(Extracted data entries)
# # #
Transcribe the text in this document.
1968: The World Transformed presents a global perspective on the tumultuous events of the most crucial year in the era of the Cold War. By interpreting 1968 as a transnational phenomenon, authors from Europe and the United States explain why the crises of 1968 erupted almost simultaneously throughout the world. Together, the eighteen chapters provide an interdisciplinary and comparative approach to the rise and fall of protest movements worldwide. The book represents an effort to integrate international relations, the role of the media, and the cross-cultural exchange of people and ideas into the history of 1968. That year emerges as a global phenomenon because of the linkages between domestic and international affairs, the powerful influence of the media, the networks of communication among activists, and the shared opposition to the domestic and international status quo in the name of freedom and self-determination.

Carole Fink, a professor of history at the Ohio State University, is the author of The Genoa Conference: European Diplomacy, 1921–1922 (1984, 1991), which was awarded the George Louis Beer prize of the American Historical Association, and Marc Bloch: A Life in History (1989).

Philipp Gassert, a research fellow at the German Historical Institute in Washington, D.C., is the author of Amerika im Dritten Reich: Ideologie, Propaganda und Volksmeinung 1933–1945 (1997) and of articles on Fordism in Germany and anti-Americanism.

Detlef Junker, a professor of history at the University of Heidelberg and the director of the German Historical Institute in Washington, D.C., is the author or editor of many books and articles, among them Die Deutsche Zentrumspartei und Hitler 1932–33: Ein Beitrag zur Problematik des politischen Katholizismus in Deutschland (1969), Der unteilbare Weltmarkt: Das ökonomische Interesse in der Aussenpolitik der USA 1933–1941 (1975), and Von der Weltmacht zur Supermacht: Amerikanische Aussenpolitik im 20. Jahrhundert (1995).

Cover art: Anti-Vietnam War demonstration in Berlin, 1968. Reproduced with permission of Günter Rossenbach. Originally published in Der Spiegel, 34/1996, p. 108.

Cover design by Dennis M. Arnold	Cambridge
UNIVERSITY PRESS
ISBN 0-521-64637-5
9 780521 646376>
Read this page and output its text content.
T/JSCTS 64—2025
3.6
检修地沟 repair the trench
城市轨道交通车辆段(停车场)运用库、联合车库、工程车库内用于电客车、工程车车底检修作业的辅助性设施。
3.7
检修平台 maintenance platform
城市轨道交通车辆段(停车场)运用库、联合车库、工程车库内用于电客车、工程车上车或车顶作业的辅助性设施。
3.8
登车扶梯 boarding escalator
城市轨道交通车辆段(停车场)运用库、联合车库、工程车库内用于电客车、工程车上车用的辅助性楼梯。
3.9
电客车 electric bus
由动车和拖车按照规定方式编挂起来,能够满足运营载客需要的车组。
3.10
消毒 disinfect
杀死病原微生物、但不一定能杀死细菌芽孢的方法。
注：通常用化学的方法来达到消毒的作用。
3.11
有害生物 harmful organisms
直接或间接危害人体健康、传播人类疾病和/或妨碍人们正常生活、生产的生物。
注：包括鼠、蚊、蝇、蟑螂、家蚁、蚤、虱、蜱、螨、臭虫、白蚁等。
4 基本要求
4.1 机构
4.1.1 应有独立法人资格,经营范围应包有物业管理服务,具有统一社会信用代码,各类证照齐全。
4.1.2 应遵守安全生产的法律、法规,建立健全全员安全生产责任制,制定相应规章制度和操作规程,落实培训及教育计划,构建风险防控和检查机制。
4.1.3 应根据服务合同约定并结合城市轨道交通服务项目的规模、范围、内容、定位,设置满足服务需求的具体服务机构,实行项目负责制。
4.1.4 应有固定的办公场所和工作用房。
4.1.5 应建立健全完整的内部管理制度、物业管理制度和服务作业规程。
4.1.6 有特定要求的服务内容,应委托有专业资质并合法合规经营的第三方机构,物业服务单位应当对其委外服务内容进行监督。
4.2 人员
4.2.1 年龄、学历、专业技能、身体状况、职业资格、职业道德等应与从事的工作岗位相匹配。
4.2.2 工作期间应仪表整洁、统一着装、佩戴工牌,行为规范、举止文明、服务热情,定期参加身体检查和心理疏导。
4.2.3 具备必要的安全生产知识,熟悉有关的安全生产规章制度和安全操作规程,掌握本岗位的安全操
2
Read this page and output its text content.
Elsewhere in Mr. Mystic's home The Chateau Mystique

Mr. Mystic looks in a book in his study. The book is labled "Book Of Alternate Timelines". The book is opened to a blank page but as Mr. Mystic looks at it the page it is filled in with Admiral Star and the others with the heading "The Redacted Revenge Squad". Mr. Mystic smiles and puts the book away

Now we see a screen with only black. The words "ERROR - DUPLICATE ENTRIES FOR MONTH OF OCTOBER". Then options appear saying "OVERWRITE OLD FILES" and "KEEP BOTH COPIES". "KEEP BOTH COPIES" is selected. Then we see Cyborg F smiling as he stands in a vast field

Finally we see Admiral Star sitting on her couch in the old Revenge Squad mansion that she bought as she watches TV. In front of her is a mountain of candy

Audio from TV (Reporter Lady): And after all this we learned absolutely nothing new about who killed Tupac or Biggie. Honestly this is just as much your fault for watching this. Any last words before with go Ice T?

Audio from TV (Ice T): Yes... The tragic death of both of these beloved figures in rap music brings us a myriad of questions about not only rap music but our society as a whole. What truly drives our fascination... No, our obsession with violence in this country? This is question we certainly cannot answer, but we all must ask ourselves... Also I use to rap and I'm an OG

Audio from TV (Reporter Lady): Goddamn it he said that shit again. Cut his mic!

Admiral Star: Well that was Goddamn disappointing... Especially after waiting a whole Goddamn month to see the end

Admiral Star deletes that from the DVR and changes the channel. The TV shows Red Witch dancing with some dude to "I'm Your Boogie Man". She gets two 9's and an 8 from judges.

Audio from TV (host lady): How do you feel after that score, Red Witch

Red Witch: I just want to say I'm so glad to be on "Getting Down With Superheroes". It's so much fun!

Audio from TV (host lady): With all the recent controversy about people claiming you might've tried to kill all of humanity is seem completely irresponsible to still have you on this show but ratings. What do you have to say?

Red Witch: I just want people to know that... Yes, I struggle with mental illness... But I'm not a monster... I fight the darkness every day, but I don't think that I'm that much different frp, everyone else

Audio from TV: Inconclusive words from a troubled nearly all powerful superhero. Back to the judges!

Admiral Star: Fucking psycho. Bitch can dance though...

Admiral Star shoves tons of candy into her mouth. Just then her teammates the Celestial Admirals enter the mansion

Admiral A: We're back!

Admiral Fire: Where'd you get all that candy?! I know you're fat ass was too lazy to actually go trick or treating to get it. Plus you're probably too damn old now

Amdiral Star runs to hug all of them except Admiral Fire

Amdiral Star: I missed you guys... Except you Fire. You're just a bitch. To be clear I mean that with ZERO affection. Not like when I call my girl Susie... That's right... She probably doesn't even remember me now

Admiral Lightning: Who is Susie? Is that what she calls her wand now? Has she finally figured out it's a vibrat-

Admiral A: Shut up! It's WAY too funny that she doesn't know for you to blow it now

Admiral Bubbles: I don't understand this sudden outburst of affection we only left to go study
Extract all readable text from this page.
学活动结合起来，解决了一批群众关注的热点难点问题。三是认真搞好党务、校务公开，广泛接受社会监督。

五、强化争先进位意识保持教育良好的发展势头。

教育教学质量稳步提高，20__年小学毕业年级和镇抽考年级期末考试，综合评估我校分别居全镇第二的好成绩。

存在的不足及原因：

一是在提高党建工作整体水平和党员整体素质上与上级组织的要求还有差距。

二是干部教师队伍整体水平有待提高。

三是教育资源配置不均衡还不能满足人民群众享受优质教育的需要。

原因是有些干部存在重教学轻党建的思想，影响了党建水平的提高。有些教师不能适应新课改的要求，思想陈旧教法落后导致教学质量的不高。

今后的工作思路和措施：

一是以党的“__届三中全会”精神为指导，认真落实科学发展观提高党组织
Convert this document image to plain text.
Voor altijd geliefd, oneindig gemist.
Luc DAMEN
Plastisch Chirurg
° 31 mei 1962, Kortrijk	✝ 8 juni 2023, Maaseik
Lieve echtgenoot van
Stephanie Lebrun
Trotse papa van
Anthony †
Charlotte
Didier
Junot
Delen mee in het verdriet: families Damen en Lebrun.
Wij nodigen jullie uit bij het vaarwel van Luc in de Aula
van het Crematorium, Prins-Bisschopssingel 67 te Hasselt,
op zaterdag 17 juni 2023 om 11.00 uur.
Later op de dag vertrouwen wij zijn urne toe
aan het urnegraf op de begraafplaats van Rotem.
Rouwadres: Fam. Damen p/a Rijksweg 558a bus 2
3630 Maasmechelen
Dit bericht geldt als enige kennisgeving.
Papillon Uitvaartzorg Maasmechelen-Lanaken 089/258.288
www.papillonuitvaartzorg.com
# # #
▸ Your task: Repeat the lines from the one containing "Extract all readable text from this page." through the end of the listing, exactly and without any other lines; both ends are included.

▸ Answer:
Extract all readable text from this page.
学活动结合起来，解决了一批群众关注的热点难点问题。三是认真搞好党务、校务公开，广泛接受社会监督。

五、强化争先进位意识保持教育良好的发展势头。

教育教学质量稳步提高，20__年小学毕业年级和镇抽考年级期末考试，综合评估我校分别居全镇第二的好成绩。

存在的不足及原因：

一是在提高党建工作整体水平和党员整体素质上与上级组织的要求还有差距。

二是干部教师队伍整体水平有待提高。

三是教育资源配置不均衡还不能满足人民群众享受优质教育的需要。

原因是有些干部存在重教学轻党建的思想，影响了党建水平的提高。有些教师不能适应新课改的要求，思想陈旧教法落后导致教学质量的不高。

今后的工作思路和措施：

一是以党的“__届三中全会”精神为指导，认真落实科学发展观提高党组织
Convert this document image to plain text.
Voor altijd geliefd, oneindig gemist.
Luc DAMEN
Plastisch Chirurg
° 31 mei 1962, Kortrijk	✝ 8 juni 2023, Maaseik
Lieve echtgenoot van
Stephanie Lebrun
Trotse papa van
Anthony †
Charlotte
Didier
Junot
Delen mee in het verdriet: families Damen en Lebrun.
Wij nodigen jullie uit bij het vaarwel van Luc in de Aula
van het Crematorium, Prins-Bisschopssingel 67 te Hasselt,
op zaterdag 17 juni 2023 om 11.00 uur.
Later op de dag vertrouwen wij zijn urne toe
aan het urnegraf op de begraafplaats van Rotem.
Rouwadres: Fam. Damen p/a Rijksweg 558a bus 2
3630 Maasmechelen
Dit bericht geldt als enige kennisgeving.
Papillon Uitvaartzorg Maasmechelen-Lanaken 089/258.288
www.papillonuitvaartzorg.com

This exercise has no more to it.